With that information, a restauranteur categorizes menu items by the most profitable and those that do not pull their weight. The latter items need to be adjusted or removed. Menu engineering is a set of exercises that assures every drink and dish on a menu is popular, profitable, or both.

How to Engineer and Maximize Menu Profits

The amount of time needed to engineer a menu depends on its size. There are five broad steps to take. They are

  • Choosing a time period
  • Costing the menu
  • Categorizing items based on popularity and profit
  • Redesigning the menu
  • Measuring the new menu’s impact

Choosing a Time Period

It makes sense for restaurants that change the menu based on seasonal produce to choose when new seasonal menu items are crafted. Restaurants that adjust the menu less frequently do not have to revisit the menu as often.

It would be a mistake never to revisit the menu. The cost of food grows, and menu prices must reflect that. If food prices increase and the menu prices stay the same, gross profit margins shrink, and owners make less money.

Costing the Menu

Some metrics measure item profitability. They are contribution margin and food cost percentage. The information should be available in a restaurant’s Point of Sale system. If it is not, there are formulas for calculating them manually.

Calculating Food Costs Per Serving

Hamburgers are food served at many restaurants and bars. If five pounds of ground beef costs $20, and a single burger is made of eight ounces of meat, the cost of the meat per serving is $2.00. Figure the cost of each ingredient, such as

IngredientCost
Eight oz of ground beef$2.00
Bun$0.20
One T sauce$0.10
Cheese slice$0.50
Slice of tomato$0.25

The value of all the ingredients needed to make one serving is $3.05.

Calculating the Contribution Margin

The contribution margin is the profit of an individual menu item, found by subtracting the cost from the sales price. If the menu price is $9.50, the contribution margin is $6.45.

$9.50 – $3.05 = $6.45

Determining Popularity of an Item

Most POS systems generate reports that show how much of a menu item is sold over a length of time. Lightspeed is a system that generates reports on the cost, revenue, profit, and number of sales for all products on the menu. Besides analyzing the data, meet with bartenders and servers to find out what dishes sell the most often. These people are on the front line. They talk with customers and can offer valuable insight.

Categorizing Items Based on Popularity and Profit

When you know how much of every item sold over a particular length of time and its contribution margin, they can be categorized based on profitability in a menu matrix. Menu items fall into four menu engineering categories – puzzles, duds, stars, and plow horses. When the menu matrix is complete, it clearly shows the menu items responsible for profits and those that are not and need to be reworked or removed from the menu.

REQUIRED WORK
a: Count the lines in the records that contain the string "вкладывают". Reply with the number alone.
b: Continue the menu engineering text from its last sentence.
The records that come next bear no relation to the menu engineering text.

TASK INPUTS

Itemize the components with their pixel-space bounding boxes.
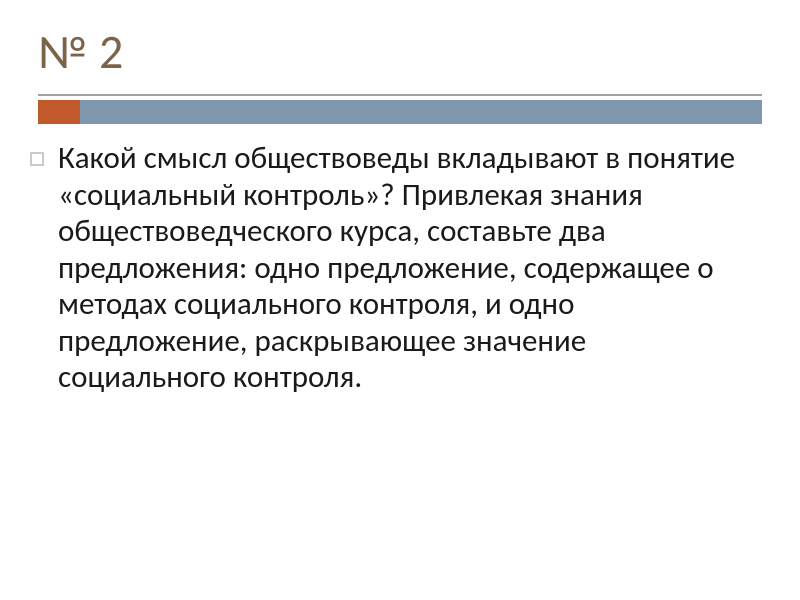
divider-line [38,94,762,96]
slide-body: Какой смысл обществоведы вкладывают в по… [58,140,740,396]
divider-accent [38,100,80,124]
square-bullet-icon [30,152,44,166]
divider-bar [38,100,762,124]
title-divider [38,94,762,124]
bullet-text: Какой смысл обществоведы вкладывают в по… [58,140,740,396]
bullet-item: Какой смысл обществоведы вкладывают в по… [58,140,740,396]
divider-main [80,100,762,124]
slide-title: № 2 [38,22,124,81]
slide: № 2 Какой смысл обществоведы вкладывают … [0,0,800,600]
* * *
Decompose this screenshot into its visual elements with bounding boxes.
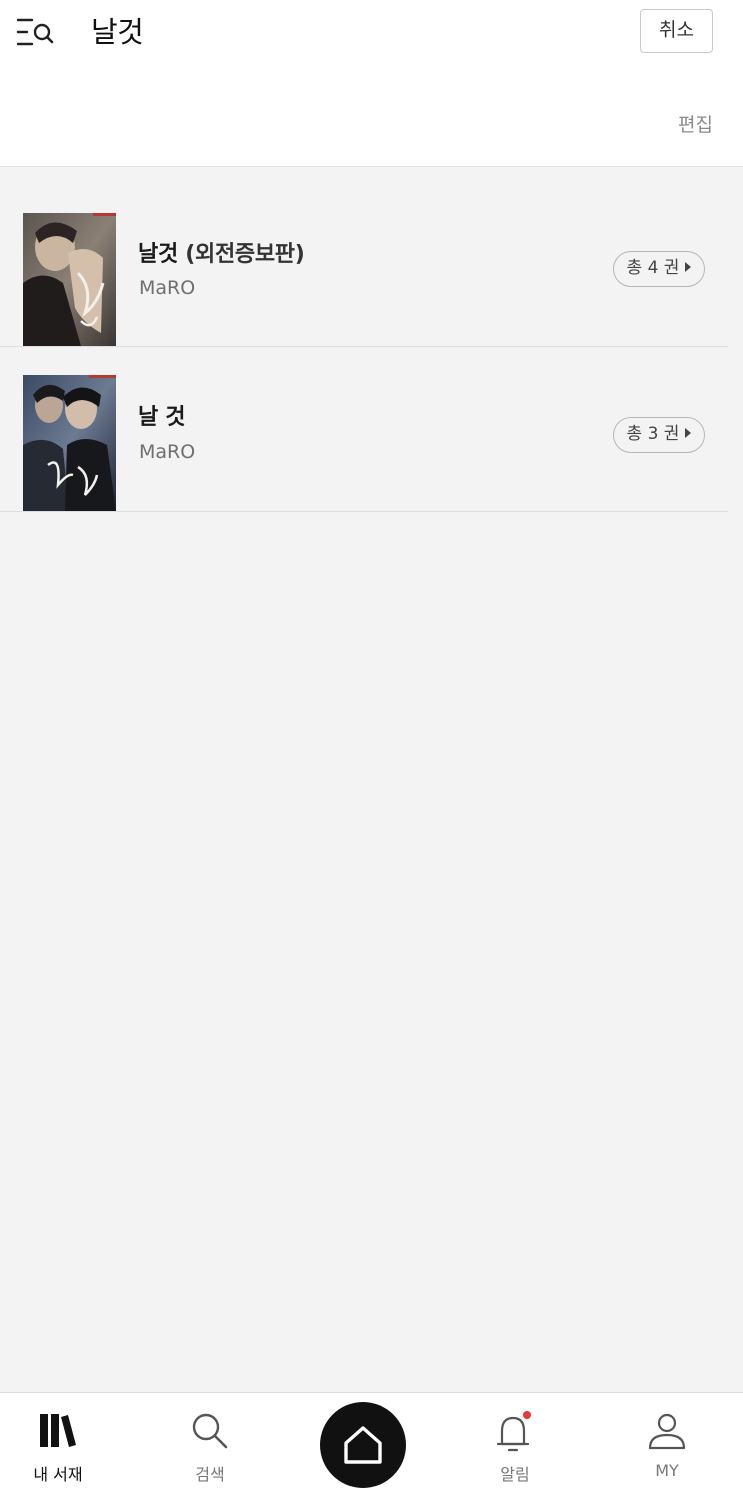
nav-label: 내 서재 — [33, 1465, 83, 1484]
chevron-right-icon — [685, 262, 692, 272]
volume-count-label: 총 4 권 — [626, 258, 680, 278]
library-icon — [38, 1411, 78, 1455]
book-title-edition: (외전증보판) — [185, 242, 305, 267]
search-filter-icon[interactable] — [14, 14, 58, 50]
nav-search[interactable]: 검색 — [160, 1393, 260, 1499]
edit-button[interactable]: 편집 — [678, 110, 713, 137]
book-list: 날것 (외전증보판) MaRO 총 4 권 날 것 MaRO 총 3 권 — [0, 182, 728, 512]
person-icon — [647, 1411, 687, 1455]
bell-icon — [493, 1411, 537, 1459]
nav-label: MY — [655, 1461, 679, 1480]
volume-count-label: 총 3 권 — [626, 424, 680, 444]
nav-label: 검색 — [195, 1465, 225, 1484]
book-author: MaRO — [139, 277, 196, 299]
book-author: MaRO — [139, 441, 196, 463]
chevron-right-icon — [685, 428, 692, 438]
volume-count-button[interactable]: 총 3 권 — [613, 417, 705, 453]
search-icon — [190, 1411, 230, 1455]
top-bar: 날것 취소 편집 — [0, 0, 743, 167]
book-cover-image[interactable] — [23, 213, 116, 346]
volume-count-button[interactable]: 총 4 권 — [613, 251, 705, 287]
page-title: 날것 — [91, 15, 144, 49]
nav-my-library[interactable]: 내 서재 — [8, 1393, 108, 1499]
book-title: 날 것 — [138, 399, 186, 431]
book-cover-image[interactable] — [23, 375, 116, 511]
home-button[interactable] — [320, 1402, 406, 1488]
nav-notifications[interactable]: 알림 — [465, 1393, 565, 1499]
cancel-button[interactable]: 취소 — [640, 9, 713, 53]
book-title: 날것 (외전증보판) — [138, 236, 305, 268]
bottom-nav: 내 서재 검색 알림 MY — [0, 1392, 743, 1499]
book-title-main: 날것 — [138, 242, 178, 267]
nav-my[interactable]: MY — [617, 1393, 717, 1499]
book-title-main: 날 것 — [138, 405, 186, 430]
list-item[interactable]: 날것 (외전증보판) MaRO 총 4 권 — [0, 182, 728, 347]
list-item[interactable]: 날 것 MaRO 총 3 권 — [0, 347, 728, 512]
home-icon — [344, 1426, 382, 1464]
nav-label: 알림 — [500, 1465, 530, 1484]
* * *
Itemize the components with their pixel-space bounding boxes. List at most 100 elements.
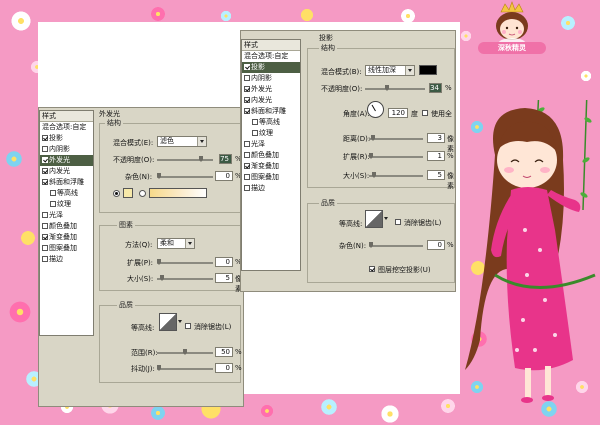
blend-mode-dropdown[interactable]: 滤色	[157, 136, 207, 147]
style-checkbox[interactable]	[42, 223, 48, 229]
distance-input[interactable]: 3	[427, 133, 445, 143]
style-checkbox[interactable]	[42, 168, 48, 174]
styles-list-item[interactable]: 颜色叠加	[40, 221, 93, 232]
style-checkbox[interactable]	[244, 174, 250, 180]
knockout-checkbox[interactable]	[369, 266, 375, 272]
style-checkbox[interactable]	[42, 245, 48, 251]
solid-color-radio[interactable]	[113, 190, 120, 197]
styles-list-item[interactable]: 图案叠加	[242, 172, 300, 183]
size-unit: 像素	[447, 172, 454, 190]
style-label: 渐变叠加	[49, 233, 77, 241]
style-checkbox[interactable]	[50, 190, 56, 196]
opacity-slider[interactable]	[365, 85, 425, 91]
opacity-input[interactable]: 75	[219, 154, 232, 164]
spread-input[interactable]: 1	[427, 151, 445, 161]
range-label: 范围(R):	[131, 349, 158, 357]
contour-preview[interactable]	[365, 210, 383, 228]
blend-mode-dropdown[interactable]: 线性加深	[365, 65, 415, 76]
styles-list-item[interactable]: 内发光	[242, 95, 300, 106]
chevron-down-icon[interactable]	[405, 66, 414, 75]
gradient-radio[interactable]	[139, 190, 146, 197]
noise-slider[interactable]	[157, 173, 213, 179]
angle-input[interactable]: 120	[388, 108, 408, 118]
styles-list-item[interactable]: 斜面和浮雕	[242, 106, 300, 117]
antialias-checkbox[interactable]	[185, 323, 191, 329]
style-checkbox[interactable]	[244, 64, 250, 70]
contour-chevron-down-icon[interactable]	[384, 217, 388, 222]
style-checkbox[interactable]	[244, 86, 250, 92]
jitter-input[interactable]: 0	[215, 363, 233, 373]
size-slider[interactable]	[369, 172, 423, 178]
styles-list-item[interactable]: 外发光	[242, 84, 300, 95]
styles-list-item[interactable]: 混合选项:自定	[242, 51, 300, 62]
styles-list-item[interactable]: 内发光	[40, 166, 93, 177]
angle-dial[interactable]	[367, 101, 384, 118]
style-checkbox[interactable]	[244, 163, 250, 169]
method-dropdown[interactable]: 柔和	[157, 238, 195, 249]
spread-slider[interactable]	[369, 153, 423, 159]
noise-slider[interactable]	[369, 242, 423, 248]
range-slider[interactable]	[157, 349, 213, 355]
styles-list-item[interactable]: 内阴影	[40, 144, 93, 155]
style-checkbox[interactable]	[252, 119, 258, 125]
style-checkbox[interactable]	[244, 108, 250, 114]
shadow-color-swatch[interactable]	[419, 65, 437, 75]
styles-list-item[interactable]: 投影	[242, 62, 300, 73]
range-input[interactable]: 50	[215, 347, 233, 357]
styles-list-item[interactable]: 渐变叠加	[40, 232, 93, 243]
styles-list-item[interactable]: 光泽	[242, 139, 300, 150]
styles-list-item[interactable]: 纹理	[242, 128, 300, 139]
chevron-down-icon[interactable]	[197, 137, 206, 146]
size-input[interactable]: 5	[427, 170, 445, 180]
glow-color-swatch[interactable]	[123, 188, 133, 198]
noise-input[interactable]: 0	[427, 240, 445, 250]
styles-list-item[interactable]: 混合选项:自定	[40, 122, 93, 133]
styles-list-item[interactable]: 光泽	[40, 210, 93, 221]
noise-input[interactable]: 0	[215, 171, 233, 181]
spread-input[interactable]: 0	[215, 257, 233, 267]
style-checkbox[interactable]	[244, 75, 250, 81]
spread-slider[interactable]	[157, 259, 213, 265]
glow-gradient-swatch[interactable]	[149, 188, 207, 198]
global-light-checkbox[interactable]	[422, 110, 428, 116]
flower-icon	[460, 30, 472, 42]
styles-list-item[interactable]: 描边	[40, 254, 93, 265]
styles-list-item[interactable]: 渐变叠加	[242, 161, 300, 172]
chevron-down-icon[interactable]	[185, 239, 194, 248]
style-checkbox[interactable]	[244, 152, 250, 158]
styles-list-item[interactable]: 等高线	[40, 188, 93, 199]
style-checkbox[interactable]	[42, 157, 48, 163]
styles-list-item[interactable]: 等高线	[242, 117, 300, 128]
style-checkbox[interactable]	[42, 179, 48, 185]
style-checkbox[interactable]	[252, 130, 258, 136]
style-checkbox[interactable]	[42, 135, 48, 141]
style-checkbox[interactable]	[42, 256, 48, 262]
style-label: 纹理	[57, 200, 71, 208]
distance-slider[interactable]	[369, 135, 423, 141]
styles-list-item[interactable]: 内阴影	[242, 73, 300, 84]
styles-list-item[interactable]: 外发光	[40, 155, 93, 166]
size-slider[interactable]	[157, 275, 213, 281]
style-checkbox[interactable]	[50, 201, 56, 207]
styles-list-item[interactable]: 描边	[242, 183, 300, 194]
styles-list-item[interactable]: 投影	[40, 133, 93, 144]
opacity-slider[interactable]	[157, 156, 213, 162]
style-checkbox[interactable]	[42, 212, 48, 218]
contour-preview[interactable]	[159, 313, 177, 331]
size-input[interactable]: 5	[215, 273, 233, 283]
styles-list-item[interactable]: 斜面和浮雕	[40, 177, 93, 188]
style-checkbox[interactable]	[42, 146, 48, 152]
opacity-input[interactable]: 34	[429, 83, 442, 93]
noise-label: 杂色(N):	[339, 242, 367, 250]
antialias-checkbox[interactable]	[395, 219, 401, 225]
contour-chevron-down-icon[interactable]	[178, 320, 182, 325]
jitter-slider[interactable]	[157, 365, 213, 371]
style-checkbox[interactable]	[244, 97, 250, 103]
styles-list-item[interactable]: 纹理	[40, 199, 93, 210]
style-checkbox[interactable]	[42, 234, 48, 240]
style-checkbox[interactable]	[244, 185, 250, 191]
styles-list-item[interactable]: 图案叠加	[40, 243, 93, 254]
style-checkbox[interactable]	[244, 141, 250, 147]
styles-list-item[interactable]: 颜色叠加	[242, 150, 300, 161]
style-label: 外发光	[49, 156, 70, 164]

EXERCISE ANSWERS
a: 4

b:
Puzzles: Low Popularity, High Profitability

Puzzle items are not a popular choice but are profitable. Try to pinpoint the reason they do not sell well. It may be the place on the menu or the description. Decide if you should promote the dishes on social media. Ask yourself if the price is too high. All the above impact an item’s popularity. Experiment with some marketing strategies and measure the change in sales results. 

Duds: Low Popularity, Low Profitability

Duds are items that are not popular and are expensive to make. They take up valuable menu space and distract guests from puzzles and stars. There are several options for duds. They can be removed from the menu, de-emphasized, or rework the ingredients or price based on customer feedback. If a dud is reworked and continues to have low sales and contribution margin, remove it from the menu.

Stars: High Popularity, High Profitability

Stars are the most profitable, popular items on the menu. Do not rework them. Promoted them using every marketing strategy you have. Make sure the menu design draws attention to them. It is likely to increase sales and maximize profits. 

Plow Horses: High Popularity. Low Profitability

Plow horses are expensive, popular items. The goal for items in this category is making them more profitable by pairing them with high-profit sides and cocktails, reworking the ingredients, lowering food costs, or raising the menu price. Pay attention to the portion size. If customers rarely eat all the servings, serve a slightly smaller portion. It reduces food costs and wastes in the process.

Redesigning the Menu

Use the menu matrix to decide which items to include in a new menu layout and design. Gather feedback and qualitative data from customers and servers to use besides the quantitive data. Ask servers which items sell the most, are hard to sell, and get negative guest feedback.

Send a Typeform survey to members of a loyalty program or other customers. Ask what they like about the restaurant and want could be improved. Which items are the least appreciated and favorite dishes? Are they pleased with the number of options?

Choosing the Perfect Menu

All menu configurations do not have the same value. The effectiveness of menu engineering efforts depends on how many panels a menu has. Menus with one panel allow customers to make decisions fast. They do not order as much—lower profits per customer result.

The best menu configuration is the two-panel menu. It evokes a complete dining experience feeling and is easy to read. A three-panel menu may be required if space is needed for a lot of items. It is not as easy to read as a two-panel menu. The more panels a menu has, the less influence and control you have regarding decisions made by customers.

Write Awe-Inspiring Descriptions

A study published by The Association of Consumer Research found menu items sell 27 percent better with a well-written description. Instead of listing ingredients, an excellent menu uses descriptive adjectives without being long-winded. Mentioning where ingredients come from, texture, freshness, and how they are prepared are all beautiful ways to write poignant descriptions – remember to keep them short.

Emphasize Puzzles and Stars

Place graphic elements like a splash of color, photo, icon, or outline next to items you want to promote. The visual element draws the eyes of customers like a magnet. Their attention focuses on items you want them to order. 

Do not overdo the graphics. Highlighted items will not stand out if there are too many. They get lost among the graphics and defeat the purpose. One graphic element per page can increase the sale of the item up to 30 percent. The more visual cues added, the lower the impact is. With the use of eye magnets meant to draw attention to puzzles and stars, less is more.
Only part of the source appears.